-- BEGIN --
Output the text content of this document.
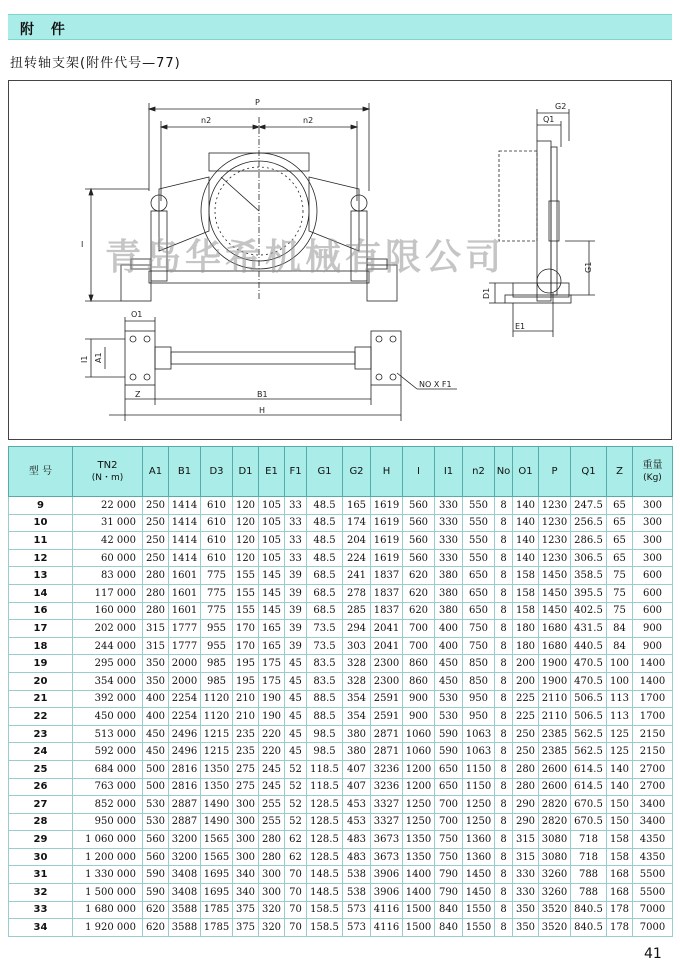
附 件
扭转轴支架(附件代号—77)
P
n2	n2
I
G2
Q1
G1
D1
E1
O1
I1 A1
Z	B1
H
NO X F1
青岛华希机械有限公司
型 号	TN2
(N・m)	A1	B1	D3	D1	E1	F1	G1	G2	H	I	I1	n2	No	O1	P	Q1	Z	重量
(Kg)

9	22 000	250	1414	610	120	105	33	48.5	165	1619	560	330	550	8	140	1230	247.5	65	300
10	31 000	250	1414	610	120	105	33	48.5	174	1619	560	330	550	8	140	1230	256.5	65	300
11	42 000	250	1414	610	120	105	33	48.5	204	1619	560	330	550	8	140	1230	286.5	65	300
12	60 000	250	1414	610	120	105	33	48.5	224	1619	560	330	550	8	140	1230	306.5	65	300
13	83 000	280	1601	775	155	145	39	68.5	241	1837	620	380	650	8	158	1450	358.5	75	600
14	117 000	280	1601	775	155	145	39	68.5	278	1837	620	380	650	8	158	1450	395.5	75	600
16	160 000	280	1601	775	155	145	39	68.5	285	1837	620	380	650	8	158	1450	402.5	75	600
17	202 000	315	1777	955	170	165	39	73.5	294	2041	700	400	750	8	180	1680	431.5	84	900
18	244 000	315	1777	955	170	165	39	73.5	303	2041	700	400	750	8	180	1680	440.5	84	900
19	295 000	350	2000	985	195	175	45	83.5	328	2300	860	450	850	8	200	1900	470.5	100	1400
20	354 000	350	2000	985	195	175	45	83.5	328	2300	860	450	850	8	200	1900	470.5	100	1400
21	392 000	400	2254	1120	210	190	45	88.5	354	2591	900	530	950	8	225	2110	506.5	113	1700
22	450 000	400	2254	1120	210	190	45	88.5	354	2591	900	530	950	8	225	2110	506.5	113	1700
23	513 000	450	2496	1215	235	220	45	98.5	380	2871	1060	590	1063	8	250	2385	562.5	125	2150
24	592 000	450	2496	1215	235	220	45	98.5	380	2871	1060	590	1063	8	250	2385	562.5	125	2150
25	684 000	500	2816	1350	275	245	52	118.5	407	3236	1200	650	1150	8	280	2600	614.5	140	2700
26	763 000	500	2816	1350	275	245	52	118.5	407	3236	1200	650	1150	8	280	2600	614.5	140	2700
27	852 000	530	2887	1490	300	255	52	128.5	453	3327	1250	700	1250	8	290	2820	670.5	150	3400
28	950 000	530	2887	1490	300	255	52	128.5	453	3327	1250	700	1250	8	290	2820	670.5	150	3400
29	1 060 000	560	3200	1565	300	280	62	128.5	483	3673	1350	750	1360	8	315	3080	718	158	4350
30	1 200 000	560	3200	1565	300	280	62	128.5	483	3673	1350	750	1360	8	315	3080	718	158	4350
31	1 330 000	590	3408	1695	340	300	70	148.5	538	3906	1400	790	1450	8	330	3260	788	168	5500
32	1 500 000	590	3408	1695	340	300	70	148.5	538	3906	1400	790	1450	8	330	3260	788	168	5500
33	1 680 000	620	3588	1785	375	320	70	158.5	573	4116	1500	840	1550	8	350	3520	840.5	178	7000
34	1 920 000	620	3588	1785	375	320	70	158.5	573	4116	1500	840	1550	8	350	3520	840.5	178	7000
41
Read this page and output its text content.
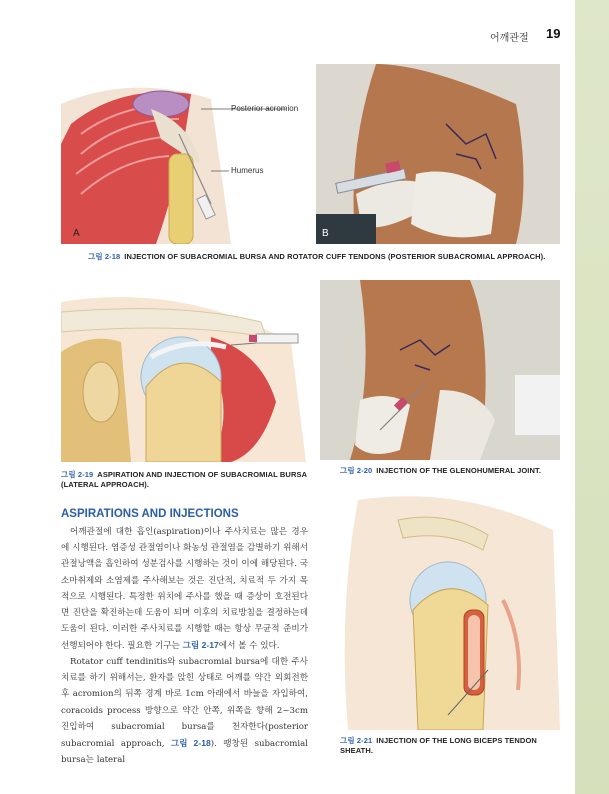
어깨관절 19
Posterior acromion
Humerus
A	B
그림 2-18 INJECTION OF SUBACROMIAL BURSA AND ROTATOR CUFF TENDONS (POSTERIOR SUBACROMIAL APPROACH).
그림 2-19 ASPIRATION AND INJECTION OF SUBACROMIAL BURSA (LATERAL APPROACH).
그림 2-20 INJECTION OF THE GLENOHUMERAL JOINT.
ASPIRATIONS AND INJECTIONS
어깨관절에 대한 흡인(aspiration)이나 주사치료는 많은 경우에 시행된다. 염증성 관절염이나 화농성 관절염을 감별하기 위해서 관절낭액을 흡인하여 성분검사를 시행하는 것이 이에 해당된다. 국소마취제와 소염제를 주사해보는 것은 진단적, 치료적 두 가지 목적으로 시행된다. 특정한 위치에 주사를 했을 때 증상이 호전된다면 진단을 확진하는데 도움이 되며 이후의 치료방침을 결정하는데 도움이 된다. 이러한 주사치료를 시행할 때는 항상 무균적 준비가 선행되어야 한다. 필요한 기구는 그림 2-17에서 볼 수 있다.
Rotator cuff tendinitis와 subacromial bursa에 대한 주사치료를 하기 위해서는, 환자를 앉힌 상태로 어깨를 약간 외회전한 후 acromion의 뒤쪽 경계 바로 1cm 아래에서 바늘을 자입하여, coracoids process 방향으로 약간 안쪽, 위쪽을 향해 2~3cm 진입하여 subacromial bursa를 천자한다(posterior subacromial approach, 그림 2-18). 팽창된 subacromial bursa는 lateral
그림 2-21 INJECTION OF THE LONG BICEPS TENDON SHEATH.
-- END --
# [Problem requirements]
Omit pictures; set down the rest of the material word for word.

# [Answer to the problem]
Output the text content of this document.
附 件
扭转轴支架(附件代号—77)
P
n2	n2
I
G2
Q1
G1
D1
E1
O1
I1 A1
Z	B1
H
NO X F1
青岛华希机械有限公司
型 号	TN2
(N・m)	A1	B1	D3	D1	E1	F1	G1	G2	H	I	I1	n2	No	O1	P	Q1	Z	重量
(Kg)

9	22 000	250	1414	610	120	105	33	48.5	165	1619	560	330	550	8	140	1230	247.5	65	300
10	31 000	250	1414	610	120	105	33	48.5	174	1619	560	330	550	8	140	1230	256.5	65	300
11	42 000	250	1414	610	120	105	33	48.5	204	1619	560	330	550	8	140	1230	286.5	65	300
12	60 000	250	1414	610	120	105	33	48.5	224	1619	560	330	550	8	140	1230	306.5	65	300
13	83 000	280	1601	775	155	145	39	68.5	241	1837	620	380	650	8	158	1450	358.5	75	600
14	117 000	280	1601	775	155	145	39	68.5	278	1837	620	380	650	8	158	1450	395.5	75	600
16	160 000	280	1601	775	155	145	39	68.5	285	1837	620	380	650	8	158	1450	402.5	75	600
17	202 000	315	1777	955	170	165	39	73.5	294	2041	700	400	750	8	180	1680	431.5	84	900
18	244 000	315	1777	955	170	165	39	73.5	303	2041	700	400	750	8	180	1680	440.5	84	900
19	295 000	350	2000	985	195	175	45	83.5	328	2300	860	450	850	8	200	1900	470.5	100	1400
20	354 000	350	2000	985	195	175	45	83.5	328	2300	860	450	850	8	200	1900	470.5	100	1400
21	392 000	400	2254	1120	210	190	45	88.5	354	2591	900	530	950	8	225	2110	506.5	113	1700
22	450 000	400	2254	1120	210	190	45	88.5	354	2591	900	530	950	8	225	2110	506.5	113	1700
23	513 000	450	2496	1215	235	220	45	98.5	380	2871	1060	590	1063	8	250	2385	562.5	125	2150
24	592 000	450	2496	1215	235	220	45	98.5	380	2871	1060	590	1063	8	250	2385	562.5	125	2150
25	684 000	500	2816	1350	275	245	52	118.5	407	3236	1200	650	1150	8	280	2600	614.5	140	2700
26	763 000	500	2816	1350	275	245	52	118.5	407	3236	1200	650	1150	8	280	2600	614.5	140	2700
27	852 000	530	2887	1490	300	255	52	128.5	453	3327	1250	700	1250	8	290	2820	670.5	150	3400
28	950 000	530	2887	1490	300	255	52	128.5	453	3327	1250	700	1250	8	290	2820	670.5	150	3400
29	1 060 000	560	3200	1565	300	280	62	128.5	483	3673	1350	750	1360	8	315	3080	718	158	4350
30	1 200 000	560	3200	1565	300	280	62	128.5	483	3673	1350	750	1360	8	315	3080	718	158	4350
31	1 330 000	590	3408	1695	340	300	70	148.5	538	3906	1400	790	1450	8	330	3260	788	168	5500
32	1 500 000	590	3408	1695	340	300	70	148.5	538	3906	1400	790	1450	8	330	3260	788	168	5500
33	1 680 000	620	3588	1785	375	320	70	158.5	573	4116	1500	840	1550	8	350	3520	840.5	178	7000
34	1 920 000	620	3588	1785	375	320	70	158.5	573	4116	1500	840	1550	8	350	3520	840.5	178	7000
41
Read this page and output its text content.
어깨관절 19
Posterior acromion
Humerus
A	B
그림 2-18 INJECTION OF SUBACROMIAL BURSA AND ROTATOR CUFF TENDONS (POSTERIOR SUBACROMIAL APPROACH).
그림 2-19 ASPIRATION AND INJECTION OF SUBACROMIAL BURSA (LATERAL APPROACH).
그림 2-20 INJECTION OF THE GLENOHUMERAL JOINT.
ASPIRATIONS AND INJECTIONS
어깨관절에 대한 흡인(aspiration)이나 주사치료는 많은 경우에 시행된다. 염증성 관절염이나 화농성 관절염을 감별하기 위해서 관절낭액을 흡인하여 성분검사를 시행하는 것이 이에 해당된다. 국소마취제와 소염제를 주사해보는 것은 진단적, 치료적 두 가지 목적으로 시행된다. 특정한 위치에 주사를 했을 때 증상이 호전된다면 진단을 확진하는데 도움이 되며 이후의 치료방침을 결정하는데 도움이 된다. 이러한 주사치료를 시행할 때는 항상 무균적 준비가 선행되어야 한다. 필요한 기구는 그림 2-17에서 볼 수 있다.
Rotator cuff tendinitis와 subacromial bursa에 대한 주사치료를 하기 위해서는, 환자를 앉힌 상태로 어깨를 약간 외회전한 후 acromion의 뒤쪽 경계 바로 1cm 아래에서 바늘을 자입하여, coracoids process 방향으로 약간 안쪽, 위쪽을 향해 2~3cm 진입하여 subacromial bursa를 천자한다(posterior subacromial approach, 그림 2-18). 팽창된 subacromial bursa는 lateral
그림 2-21 INJECTION OF THE LONG BICEPS TENDON SHEATH.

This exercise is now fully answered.